WHAT IS EXPECTED:
Copy whichever lines contain the string "page".

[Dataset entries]
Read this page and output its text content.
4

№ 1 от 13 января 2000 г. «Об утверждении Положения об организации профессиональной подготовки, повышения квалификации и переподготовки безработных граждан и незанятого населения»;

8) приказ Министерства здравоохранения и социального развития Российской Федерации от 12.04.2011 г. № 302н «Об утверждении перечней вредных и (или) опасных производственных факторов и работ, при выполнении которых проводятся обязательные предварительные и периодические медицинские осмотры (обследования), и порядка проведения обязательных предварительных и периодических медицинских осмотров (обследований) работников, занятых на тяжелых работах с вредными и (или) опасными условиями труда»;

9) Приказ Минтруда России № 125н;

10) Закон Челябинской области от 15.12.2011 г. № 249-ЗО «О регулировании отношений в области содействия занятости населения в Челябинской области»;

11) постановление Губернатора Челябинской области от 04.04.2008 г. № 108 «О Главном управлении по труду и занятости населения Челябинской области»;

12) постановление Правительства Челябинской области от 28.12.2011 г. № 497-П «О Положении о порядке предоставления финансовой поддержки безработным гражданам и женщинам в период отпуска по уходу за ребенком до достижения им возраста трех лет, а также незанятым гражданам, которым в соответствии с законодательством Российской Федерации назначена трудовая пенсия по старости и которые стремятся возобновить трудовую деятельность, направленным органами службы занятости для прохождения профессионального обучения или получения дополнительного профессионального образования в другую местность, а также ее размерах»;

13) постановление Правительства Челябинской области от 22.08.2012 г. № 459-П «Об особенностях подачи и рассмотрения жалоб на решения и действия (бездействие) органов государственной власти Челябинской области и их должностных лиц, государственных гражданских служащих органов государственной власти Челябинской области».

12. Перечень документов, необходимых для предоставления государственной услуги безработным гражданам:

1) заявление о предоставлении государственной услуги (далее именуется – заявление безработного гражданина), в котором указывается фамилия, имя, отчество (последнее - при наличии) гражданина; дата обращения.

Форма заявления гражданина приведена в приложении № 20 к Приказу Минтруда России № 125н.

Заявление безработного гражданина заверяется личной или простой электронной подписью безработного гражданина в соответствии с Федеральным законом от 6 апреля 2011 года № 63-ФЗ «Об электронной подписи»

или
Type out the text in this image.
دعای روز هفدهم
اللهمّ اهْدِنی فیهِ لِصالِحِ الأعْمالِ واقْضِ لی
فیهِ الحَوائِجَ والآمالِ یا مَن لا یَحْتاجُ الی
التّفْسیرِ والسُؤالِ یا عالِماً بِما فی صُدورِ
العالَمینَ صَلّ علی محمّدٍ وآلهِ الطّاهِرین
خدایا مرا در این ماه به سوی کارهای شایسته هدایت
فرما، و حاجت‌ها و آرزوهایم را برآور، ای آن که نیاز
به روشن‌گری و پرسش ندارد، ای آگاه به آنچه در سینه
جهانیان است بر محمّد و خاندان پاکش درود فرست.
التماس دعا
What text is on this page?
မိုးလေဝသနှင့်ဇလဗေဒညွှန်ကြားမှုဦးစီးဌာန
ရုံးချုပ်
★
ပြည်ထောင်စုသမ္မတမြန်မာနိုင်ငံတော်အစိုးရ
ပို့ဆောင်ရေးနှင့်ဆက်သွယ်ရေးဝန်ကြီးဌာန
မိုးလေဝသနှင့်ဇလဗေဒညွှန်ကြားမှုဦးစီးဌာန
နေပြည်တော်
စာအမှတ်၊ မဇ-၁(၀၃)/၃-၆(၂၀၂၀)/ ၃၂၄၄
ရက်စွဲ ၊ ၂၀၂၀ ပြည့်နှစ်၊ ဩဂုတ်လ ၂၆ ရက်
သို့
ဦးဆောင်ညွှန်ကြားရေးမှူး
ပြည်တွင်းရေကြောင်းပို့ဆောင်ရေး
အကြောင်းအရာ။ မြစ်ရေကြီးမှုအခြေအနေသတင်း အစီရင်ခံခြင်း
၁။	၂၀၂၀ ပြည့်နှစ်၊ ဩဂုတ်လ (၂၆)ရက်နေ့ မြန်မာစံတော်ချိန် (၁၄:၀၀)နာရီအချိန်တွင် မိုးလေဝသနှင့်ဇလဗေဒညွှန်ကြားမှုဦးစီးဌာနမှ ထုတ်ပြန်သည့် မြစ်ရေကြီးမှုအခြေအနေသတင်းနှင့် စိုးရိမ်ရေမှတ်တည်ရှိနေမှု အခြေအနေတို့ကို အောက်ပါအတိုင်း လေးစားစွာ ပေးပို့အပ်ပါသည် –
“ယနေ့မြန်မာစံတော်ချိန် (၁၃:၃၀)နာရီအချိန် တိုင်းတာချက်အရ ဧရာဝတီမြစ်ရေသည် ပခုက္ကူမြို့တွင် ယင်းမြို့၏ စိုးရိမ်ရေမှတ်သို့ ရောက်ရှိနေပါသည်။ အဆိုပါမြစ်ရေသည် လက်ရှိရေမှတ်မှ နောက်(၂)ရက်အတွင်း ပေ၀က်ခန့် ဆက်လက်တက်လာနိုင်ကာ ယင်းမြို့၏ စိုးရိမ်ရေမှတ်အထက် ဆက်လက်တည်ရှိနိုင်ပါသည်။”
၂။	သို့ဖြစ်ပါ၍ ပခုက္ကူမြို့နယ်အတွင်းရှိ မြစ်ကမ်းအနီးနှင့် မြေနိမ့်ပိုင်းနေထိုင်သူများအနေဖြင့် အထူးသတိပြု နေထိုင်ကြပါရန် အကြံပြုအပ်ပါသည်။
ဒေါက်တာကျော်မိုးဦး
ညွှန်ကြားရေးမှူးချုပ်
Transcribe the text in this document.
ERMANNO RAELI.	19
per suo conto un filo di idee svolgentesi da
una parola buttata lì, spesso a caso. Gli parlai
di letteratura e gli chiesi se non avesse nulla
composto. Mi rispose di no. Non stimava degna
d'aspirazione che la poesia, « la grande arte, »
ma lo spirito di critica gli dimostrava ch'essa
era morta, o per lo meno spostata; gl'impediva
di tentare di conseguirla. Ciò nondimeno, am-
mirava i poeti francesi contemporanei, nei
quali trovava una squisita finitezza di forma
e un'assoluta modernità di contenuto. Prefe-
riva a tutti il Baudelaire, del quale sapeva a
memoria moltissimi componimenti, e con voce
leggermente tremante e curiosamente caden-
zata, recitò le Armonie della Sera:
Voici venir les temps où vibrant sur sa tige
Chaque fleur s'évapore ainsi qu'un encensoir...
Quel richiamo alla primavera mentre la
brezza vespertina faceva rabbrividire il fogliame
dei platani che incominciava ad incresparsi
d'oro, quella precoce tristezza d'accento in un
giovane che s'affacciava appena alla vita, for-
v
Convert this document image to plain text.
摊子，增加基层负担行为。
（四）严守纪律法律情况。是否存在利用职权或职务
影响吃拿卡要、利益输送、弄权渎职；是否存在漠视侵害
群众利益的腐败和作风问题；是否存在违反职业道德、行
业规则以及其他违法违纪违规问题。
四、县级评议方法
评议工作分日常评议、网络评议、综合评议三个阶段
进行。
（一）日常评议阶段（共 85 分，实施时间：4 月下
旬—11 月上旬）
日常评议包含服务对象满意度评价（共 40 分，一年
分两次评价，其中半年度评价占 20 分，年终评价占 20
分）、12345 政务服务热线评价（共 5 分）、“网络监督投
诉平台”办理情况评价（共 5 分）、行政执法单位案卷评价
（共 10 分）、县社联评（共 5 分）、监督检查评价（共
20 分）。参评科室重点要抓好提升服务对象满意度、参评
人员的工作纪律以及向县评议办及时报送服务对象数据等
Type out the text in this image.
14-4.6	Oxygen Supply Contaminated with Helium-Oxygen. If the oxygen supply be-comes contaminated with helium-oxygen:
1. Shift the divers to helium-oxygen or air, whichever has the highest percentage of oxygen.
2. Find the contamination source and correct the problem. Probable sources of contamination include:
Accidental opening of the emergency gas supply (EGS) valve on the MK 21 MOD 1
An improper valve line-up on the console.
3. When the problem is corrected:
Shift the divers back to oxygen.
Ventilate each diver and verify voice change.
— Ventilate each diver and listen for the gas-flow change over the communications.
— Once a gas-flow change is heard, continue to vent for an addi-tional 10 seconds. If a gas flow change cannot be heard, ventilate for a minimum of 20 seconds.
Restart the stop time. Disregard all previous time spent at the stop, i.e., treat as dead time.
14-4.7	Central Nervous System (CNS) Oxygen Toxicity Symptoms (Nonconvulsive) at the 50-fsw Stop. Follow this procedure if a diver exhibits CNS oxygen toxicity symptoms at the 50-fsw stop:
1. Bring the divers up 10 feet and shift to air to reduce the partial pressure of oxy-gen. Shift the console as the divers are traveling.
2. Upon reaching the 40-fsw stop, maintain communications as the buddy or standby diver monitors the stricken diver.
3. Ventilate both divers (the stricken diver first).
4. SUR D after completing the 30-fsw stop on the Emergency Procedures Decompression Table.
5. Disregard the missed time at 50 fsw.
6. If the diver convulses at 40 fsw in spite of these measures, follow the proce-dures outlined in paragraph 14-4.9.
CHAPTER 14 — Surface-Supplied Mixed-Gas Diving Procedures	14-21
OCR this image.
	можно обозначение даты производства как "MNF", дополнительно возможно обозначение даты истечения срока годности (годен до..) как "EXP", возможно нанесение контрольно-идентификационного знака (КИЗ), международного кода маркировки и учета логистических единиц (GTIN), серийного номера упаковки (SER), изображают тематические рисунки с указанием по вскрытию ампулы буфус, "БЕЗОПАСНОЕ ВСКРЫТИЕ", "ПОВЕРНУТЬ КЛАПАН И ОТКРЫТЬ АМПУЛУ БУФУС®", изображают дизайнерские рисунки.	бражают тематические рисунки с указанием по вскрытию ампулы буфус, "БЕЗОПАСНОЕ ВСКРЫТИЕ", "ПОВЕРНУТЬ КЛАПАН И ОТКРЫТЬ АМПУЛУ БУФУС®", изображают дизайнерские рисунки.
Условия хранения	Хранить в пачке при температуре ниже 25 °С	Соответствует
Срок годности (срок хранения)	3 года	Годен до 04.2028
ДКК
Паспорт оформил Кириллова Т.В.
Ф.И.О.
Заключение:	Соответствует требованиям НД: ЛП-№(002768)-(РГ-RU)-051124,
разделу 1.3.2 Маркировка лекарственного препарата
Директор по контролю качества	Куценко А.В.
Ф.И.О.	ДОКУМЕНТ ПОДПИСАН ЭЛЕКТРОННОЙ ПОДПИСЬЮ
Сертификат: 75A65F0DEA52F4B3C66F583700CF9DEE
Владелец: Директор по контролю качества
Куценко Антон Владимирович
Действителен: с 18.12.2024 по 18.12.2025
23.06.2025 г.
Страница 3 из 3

SOLUTION FOR THIS EXERCISE:
Read this page and output its text content.
What text is on this page?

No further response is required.